What needs to be done → Continue the commentary below on the harassment case Franchina v. City of Providence, beginning after its final sentence.

Extract →

>> BEGIN

The First Circuit Court of Appeals answers this question in her 60-page opinion, upholding a $700,000 judgment against the Providence Rhode Island Fire Department in Franchina v City of Providence. This isn’t just any harassment case. The firefighter-plaintiff is/was a woman and a lesbian. Now, you may remember that Title VII does not explicitly prohibit discrimination based on sexual orientation. The EEOC’s position is that discrimination “because of sex” (in Title VII language) includes sexual orientation discrimination. The US Supreme Court recently declined to hear a case on this very issue. But this case isn’t only (or even primarily) about harassment based on sexual orientation. It’s a sexual harassment and sexual (orientation) harassment claim — oh and a retaliation claim too. This type of claim has come to be known as a “Sex-Plus” Harassment claim. What do you need to prove such a claim? What did this specific case involve? Read on to find out more…
(images from dailymail.co.uk and providenceri.gov)
I’m going to answer the questions I raised in reverse order. Simply put, what happened? There just isn’t enough space to get into all the facts (you can find the court’s lengthy opinion here if you are interested) so I’ll give you a very condensed version.

>> END

Data shown →

>> BEGIN

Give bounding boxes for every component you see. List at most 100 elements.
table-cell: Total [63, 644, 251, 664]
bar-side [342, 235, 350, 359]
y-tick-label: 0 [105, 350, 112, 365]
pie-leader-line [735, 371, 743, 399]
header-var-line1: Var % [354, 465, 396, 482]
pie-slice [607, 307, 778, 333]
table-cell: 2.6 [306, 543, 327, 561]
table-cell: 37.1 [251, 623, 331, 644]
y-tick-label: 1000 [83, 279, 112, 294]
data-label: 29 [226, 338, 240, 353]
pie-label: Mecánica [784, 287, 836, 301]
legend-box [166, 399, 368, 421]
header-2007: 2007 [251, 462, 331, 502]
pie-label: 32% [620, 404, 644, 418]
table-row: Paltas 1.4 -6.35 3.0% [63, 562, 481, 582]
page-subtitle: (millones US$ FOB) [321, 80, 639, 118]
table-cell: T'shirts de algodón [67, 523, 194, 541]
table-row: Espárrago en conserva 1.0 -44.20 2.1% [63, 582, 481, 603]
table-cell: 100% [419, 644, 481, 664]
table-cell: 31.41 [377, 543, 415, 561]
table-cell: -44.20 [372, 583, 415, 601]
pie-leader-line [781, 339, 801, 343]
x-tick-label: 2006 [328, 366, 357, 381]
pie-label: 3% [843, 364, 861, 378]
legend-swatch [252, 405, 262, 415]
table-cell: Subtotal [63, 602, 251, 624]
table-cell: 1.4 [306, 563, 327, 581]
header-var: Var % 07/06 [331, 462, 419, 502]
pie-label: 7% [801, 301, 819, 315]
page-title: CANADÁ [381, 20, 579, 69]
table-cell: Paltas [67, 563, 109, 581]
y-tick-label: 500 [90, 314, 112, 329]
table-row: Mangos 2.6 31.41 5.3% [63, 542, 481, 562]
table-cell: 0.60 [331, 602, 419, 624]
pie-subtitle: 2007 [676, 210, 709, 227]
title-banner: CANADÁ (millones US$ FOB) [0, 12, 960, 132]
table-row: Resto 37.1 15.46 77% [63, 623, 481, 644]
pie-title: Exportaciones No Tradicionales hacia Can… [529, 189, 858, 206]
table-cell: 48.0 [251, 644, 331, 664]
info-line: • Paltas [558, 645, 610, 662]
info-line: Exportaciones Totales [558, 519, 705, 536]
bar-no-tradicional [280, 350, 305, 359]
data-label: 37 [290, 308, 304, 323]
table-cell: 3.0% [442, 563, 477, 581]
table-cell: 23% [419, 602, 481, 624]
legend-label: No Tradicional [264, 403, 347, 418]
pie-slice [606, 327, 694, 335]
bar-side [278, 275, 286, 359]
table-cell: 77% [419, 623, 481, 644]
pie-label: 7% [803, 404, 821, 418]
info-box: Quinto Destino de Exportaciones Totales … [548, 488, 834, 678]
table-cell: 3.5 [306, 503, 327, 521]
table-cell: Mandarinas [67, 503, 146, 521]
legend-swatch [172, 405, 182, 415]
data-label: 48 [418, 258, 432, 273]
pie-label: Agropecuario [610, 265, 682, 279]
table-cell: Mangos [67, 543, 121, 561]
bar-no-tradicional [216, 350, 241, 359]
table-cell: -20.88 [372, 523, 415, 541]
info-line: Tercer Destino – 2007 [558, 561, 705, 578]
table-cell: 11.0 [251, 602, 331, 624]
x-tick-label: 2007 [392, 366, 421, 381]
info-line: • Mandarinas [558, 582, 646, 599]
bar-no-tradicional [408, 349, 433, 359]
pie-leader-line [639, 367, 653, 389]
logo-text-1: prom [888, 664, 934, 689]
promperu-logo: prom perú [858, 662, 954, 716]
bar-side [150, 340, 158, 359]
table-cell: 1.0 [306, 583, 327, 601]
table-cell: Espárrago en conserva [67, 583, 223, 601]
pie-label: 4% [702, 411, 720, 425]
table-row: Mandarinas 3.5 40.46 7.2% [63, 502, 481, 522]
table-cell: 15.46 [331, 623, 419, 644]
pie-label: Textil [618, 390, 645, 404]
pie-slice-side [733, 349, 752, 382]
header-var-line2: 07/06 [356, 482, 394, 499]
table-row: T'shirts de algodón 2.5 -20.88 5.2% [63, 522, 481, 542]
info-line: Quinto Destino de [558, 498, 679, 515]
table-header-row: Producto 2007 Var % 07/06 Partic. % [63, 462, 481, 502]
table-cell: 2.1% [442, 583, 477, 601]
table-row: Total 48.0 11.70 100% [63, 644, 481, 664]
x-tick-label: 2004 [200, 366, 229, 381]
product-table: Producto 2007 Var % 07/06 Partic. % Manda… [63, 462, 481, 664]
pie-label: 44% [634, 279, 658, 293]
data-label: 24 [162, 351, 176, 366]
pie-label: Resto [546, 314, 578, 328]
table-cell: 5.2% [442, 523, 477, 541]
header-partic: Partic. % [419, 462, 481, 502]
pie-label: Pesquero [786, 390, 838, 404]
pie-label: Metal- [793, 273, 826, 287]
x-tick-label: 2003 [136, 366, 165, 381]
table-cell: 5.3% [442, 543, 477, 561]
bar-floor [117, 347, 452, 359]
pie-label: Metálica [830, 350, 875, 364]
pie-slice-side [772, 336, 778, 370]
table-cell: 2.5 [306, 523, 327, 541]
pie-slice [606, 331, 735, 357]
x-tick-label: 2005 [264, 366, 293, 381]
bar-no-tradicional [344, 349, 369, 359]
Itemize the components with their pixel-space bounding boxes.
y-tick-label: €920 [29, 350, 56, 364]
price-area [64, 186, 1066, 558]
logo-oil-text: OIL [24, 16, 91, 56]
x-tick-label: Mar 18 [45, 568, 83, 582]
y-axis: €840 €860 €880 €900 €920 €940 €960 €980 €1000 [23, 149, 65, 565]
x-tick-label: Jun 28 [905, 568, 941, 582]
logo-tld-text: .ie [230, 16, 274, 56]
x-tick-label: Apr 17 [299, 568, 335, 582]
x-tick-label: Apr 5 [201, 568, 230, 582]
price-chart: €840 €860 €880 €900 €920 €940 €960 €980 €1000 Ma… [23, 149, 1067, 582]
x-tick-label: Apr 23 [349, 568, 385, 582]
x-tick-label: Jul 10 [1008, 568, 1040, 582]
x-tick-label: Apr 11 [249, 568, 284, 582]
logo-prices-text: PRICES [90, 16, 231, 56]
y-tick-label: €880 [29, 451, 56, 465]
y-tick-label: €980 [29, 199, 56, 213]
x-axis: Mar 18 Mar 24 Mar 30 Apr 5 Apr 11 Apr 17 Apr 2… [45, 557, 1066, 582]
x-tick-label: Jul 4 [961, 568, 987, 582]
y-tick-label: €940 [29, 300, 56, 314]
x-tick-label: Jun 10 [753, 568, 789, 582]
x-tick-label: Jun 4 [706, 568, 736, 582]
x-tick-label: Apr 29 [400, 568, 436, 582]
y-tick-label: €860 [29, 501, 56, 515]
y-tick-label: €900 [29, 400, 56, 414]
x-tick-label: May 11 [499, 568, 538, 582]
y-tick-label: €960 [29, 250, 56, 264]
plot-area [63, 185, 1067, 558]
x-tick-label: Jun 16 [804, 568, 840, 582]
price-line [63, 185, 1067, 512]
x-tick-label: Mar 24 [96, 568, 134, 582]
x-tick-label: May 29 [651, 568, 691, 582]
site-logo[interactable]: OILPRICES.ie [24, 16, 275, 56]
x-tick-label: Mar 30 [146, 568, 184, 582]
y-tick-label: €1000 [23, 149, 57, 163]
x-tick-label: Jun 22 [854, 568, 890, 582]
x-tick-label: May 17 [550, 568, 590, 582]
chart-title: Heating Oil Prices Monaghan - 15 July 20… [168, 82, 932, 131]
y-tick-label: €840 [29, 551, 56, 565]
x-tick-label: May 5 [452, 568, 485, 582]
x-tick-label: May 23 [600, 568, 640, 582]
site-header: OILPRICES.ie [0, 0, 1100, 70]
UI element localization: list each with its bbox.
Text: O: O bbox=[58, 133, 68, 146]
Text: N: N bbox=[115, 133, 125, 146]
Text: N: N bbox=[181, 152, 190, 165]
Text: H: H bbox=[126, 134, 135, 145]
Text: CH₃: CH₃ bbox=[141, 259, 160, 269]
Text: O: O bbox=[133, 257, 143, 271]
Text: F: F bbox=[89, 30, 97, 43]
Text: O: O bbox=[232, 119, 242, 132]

>> END

Written answer →
Ms. Franchina started working as a firefighter with the North Main Street Fire Station in 2002. Between 2002 and 2006 she not only experienced no problems, but moved up the ranks quickly, receiving numerous commendations. In 2006 she was moved to a different fire station and ultimately was promoted to a Rescue Lieutenant position–and the troubles began. In particular one firefighter with a history of sexually harassing female firefighters started in with her immediately, asking her if she was a lesbian, offering to impregnate her, walking in on her while she was changing clothes in her personal quarters, wearing only his boxers, refusing to leave when requested to do so. The Fire Chief wrote up a formal complaint against him. Once word spread about the firefighter’s disciplinary hearing other firefighters joined. The firefighter responsible for cooking the others’ meals first would not cook for Ms. Franchina. When told he had to, he doctored her food, causing her gastrointestinal problems. Other firefighters refused to take orders from her even though she was their superior. A member of her team flung blood and brain matter of a suicide attempt victim at her. Her team members regularly called her “bitch”, “cunt” and “Frangina”, either out loud or by writing the epithets on a group white board in one of the common areas of the station house. Male firefighters spat on and shoved her regularly. Evidence also showed that other female firefighters were subjected to harassment, except for those who were willing to sleep with the male firefighters. I could go on, but you probably get the idea.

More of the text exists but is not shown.